• **INFORMATION PROVIDED**:
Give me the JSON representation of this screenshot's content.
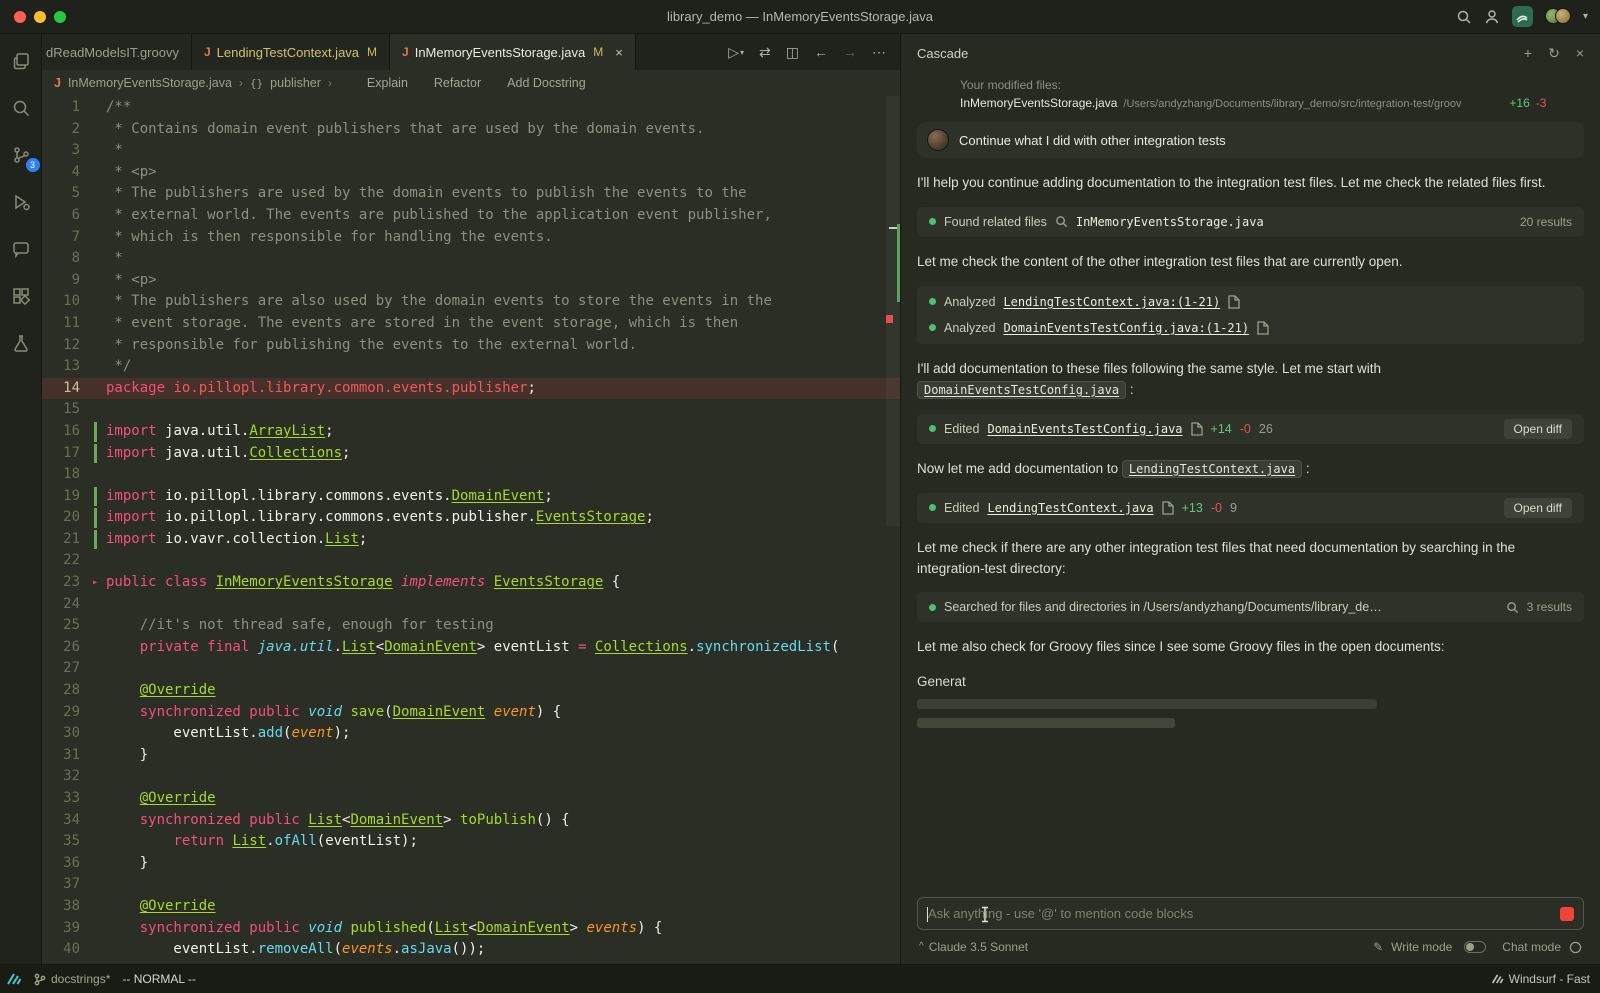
{
  "window": {
    "title": "library_demo — InMemoryEventsStorage.java"
  },
  "activity": {
    "scm_badge": "3"
  },
  "icons": {
    "plus": "+",
    "history": "↻",
    "close": "×",
    "run": "▷",
    "run_dd": "▾",
    "compare": "⇄",
    "split": "◫",
    "back": "←",
    "forward": "→",
    "more": "⋯",
    "crumb_sep": "›",
    "braces": "{}",
    "chevron_up": "^",
    "pencil": "✎",
    "chevron_down": "▾"
  },
  "tabs": [
    {
      "label": "dReadModelsIT.groovy",
      "modified": ""
    },
    {
      "label": "LendingTestContext.java",
      "modified": "M"
    },
    {
      "label": "InMemoryEventsStorage.java",
      "modified": "M"
    }
  ],
  "breadcrumb": {
    "file": "InMemoryEventsStorage.java",
    "symbol": "publisher",
    "lens": [
      "Explain",
      "Refactor",
      "Add Docstring"
    ]
  },
  "editor": {
    "lines": [
      {
        "n": 1,
        "t": [
          [
            "c",
            "/**"
          ]
        ]
      },
      {
        "n": 2,
        "t": [
          [
            "c",
            " * Contains domain event publishers that are used by the domain events."
          ]
        ]
      },
      {
        "n": 3,
        "t": [
          [
            "c",
            " *"
          ]
        ]
      },
      {
        "n": 4,
        "t": [
          [
            "c",
            " * <p>"
          ]
        ]
      },
      {
        "n": 5,
        "t": [
          [
            "c",
            " * The publishers are used by the domain events to publish the events to the"
          ]
        ]
      },
      {
        "n": 6,
        "t": [
          [
            "c",
            " * external world. The events are published to the application event publisher,"
          ]
        ]
      },
      {
        "n": 7,
        "t": [
          [
            "c",
            " * which is then responsible for handling the events."
          ]
        ]
      },
      {
        "n": 8,
        "t": [
          [
            "c",
            " *"
          ]
        ]
      },
      {
        "n": 9,
        "t": [
          [
            "c",
            " * <p>"
          ]
        ]
      },
      {
        "n": 10,
        "t": [
          [
            "c",
            " * The publishers are also used by the domain events to store the events in the"
          ]
        ]
      },
      {
        "n": 11,
        "t": [
          [
            "c",
            " * event storage. The events are stored in the event storage, which is then"
          ]
        ]
      },
      {
        "n": 12,
        "t": [
          [
            "c",
            " * responsible for publishing the events to the external world."
          ]
        ]
      },
      {
        "n": 13,
        "t": [
          [
            "c",
            " */"
          ]
        ],
        "bulb": true
      },
      {
        "n": 14,
        "t": [
          [
            "k",
            "package "
          ],
          [
            "r",
            "io.pillopl.library.common.events.publisher"
          ],
          [
            "w",
            ";"
          ]
        ],
        "hl": true
      },
      {
        "n": 15,
        "t": []
      },
      {
        "n": 16,
        "t": [
          [
            "k",
            "import "
          ],
          [
            "w",
            "java.util."
          ],
          [
            "t",
            "ArrayList"
          ],
          [
            "w",
            ";"
          ]
        ],
        "git": true
      },
      {
        "n": 17,
        "t": [
          [
            "k",
            "import "
          ],
          [
            "w",
            "java.util."
          ],
          [
            "t",
            "Collections"
          ],
          [
            "w",
            ";"
          ]
        ],
        "git": true
      },
      {
        "n": 18,
        "t": []
      },
      {
        "n": 19,
        "t": [
          [
            "k",
            "import "
          ],
          [
            "w",
            "io.pillopl.library.commons.events."
          ],
          [
            "t",
            "DomainEvent"
          ],
          [
            "w",
            ";"
          ]
        ],
        "git": true
      },
      {
        "n": 20,
        "t": [
          [
            "k",
            "import "
          ],
          [
            "w",
            "io.pillopl.library.commons.events.publisher."
          ],
          [
            "t",
            "EventsStorage"
          ],
          [
            "w",
            ";"
          ]
        ],
        "git": true
      },
      {
        "n": 21,
        "t": [
          [
            "k",
            "import "
          ],
          [
            "w",
            "io.vavr.collection."
          ],
          [
            "t",
            "List"
          ],
          [
            "w",
            ";"
          ]
        ],
        "git": true
      },
      {
        "n": 22,
        "t": []
      },
      {
        "n": 23,
        "t": [
          [
            "k",
            "public class "
          ],
          [
            "t",
            "InMemoryEventsStorage"
          ],
          [
            "ki",
            " implements "
          ],
          [
            "t",
            "EventsStorage"
          ],
          [
            "w",
            " {"
          ]
        ],
        "mark": true
      },
      {
        "n": 24,
        "t": []
      },
      {
        "n": 25,
        "t": [
          [
            "w",
            "    "
          ],
          [
            "c",
            "//it's not thread safe, enough for testing"
          ]
        ]
      },
      {
        "n": 26,
        "t": [
          [
            "w",
            "    "
          ],
          [
            "k",
            "private final "
          ],
          [
            "ti",
            "java.util"
          ],
          [
            "w",
            "."
          ],
          [
            "t",
            "List"
          ],
          [
            "w",
            "<"
          ],
          [
            "t",
            "DomainEvent"
          ],
          [
            "w",
            "> eventList "
          ],
          [
            "k",
            "= "
          ],
          [
            "t",
            "Collections"
          ],
          [
            "w",
            "."
          ],
          [
            "m",
            "synchronizedList"
          ],
          [
            "w",
            "("
          ]
        ]
      },
      {
        "n": 27,
        "t": []
      },
      {
        "n": 28,
        "t": [
          [
            "w",
            "    "
          ],
          [
            "t",
            "@Override"
          ]
        ]
      },
      {
        "n": 29,
        "t": [
          [
            "w",
            "    "
          ],
          [
            "k",
            "synchronized public "
          ],
          [
            "ti",
            "void"
          ],
          [
            "w",
            " "
          ],
          [
            "f",
            "save"
          ],
          [
            "w",
            "("
          ],
          [
            "t",
            "DomainEvent"
          ],
          [
            "w",
            " "
          ],
          [
            "p",
            "event"
          ],
          [
            "w",
            ") {"
          ]
        ]
      },
      {
        "n": 30,
        "t": [
          [
            "w",
            "        eventList."
          ],
          [
            "m",
            "add"
          ],
          [
            "w",
            "("
          ],
          [
            "p",
            "event"
          ],
          [
            "w",
            ");"
          ]
        ]
      },
      {
        "n": 31,
        "t": [
          [
            "w",
            "    }"
          ]
        ]
      },
      {
        "n": 32,
        "t": []
      },
      {
        "n": 33,
        "t": [
          [
            "w",
            "    "
          ],
          [
            "t",
            "@Override"
          ]
        ]
      },
      {
        "n": 34,
        "t": [
          [
            "w",
            "    "
          ],
          [
            "k",
            "synchronized public "
          ],
          [
            "t",
            "List"
          ],
          [
            "w",
            "<"
          ],
          [
            "t",
            "DomainEvent"
          ],
          [
            "w",
            "> "
          ],
          [
            "f",
            "toPublish"
          ],
          [
            "w",
            "() {"
          ]
        ]
      },
      {
        "n": 35,
        "t": [
          [
            "w",
            "        "
          ],
          [
            "k",
            "return "
          ],
          [
            "t",
            "List"
          ],
          [
            "w",
            "."
          ],
          [
            "m",
            "ofAll"
          ],
          [
            "w",
            "(eventList);"
          ]
        ]
      },
      {
        "n": 36,
        "t": [
          [
            "w",
            "    }"
          ]
        ]
      },
      {
        "n": 37,
        "t": []
      },
      {
        "n": 38,
        "t": [
          [
            "w",
            "    "
          ],
          [
            "t",
            "@Override"
          ]
        ]
      },
      {
        "n": 39,
        "t": [
          [
            "w",
            "    "
          ],
          [
            "k",
            "synchronized public "
          ],
          [
            "ti",
            "void"
          ],
          [
            "w",
            " "
          ],
          [
            "f",
            "published"
          ],
          [
            "w",
            "("
          ],
          [
            "t",
            "List"
          ],
          [
            "w",
            "<"
          ],
          [
            "t",
            "DomainEvent"
          ],
          [
            "w",
            "> "
          ],
          [
            "p",
            "events"
          ],
          [
            "w",
            ") {"
          ]
        ]
      },
      {
        "n": 40,
        "t": [
          [
            "w",
            "        eventList."
          ],
          [
            "m",
            "removeAll"
          ],
          [
            "w",
            "("
          ],
          [
            "p",
            "events"
          ],
          [
            "w",
            "."
          ],
          [
            "m",
            "asJava"
          ],
          [
            "w",
            "());"
          ]
        ]
      }
    ]
  },
  "cascade": {
    "title": "Cascade",
    "modified_files_label": "Your modified files:",
    "modified_file": {
      "name": "InMemoryEventsStorage.java",
      "path": "/Users/andyzhang/Documents/library_demo/src/integration-test/groov",
      "added": "+16",
      "removed": "-3"
    },
    "user_message": "Continue what I did with other integration tests",
    "p1": "I'll help you continue adding documentation to the integration test files. Let me check the related files first.",
    "tool_found": {
      "label": "Found related files",
      "query": "InMemoryEventsStorage.java",
      "results": "20 results"
    },
    "p2": "Let me check the content of the other integration test files that are currently open.",
    "analyzed1": {
      "label": "Analyzed",
      "file": "LendingTestContext.java:(1-21)"
    },
    "analyzed2": {
      "label": "Analyzed",
      "file": "DomainEventsTestConfig.java:(1-21)"
    },
    "p3a": "I'll add documentation to these files following the same style. Let me start with",
    "p3chip": "DomainEventsTestConfig.java",
    "p3b": ":",
    "edit1": {
      "label": "Edited",
      "file": "DomainEventsTestConfig.java",
      "added": "+14",
      "removed": "-0",
      "lines": "26",
      "button": "Open diff"
    },
    "p4a": "Now let me add documentation to",
    "p4chip": "LendingTestContext.java",
    "p4b": ":",
    "edit2": {
      "label": "Edited",
      "file": "LendingTestContext.java",
      "added": "+13",
      "removed": "-0",
      "lines": "9",
      "button": "Open diff"
    },
    "p5": "Let me check if there are any other integration test files that need documentation by searching in the integration-test directory:",
    "tool_search": {
      "label": "Searched for files and directories in /Users/andyzhang/Documents/library_dem...",
      "results": "3 results"
    },
    "p6": "Let me also check for Groovy files since I see some Groovy files in the open documents:",
    "streaming": "Generat",
    "input_placeholder": "Ask anything - use '@' to mention code blocks",
    "model": "Claude 3.5 Sonnet",
    "write_mode": "Write mode",
    "chat_mode": "Chat mode"
  },
  "statusbar": {
    "branch": "docstrings*",
    "mode": "-- NORMAL --",
    "right": "Windsurf - Fast"
  }
}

• **DIRECTION**:
Return every line of the preceding records in which the word "DomainEventsTestConfig" appears.

• **SOLUTION**:
      "file": "DomainEventsTestConfig.java:(1-21)"
    "p3chip": "DomainEventsTestConfig.java",
      "file": "DomainEventsTestConfig.java",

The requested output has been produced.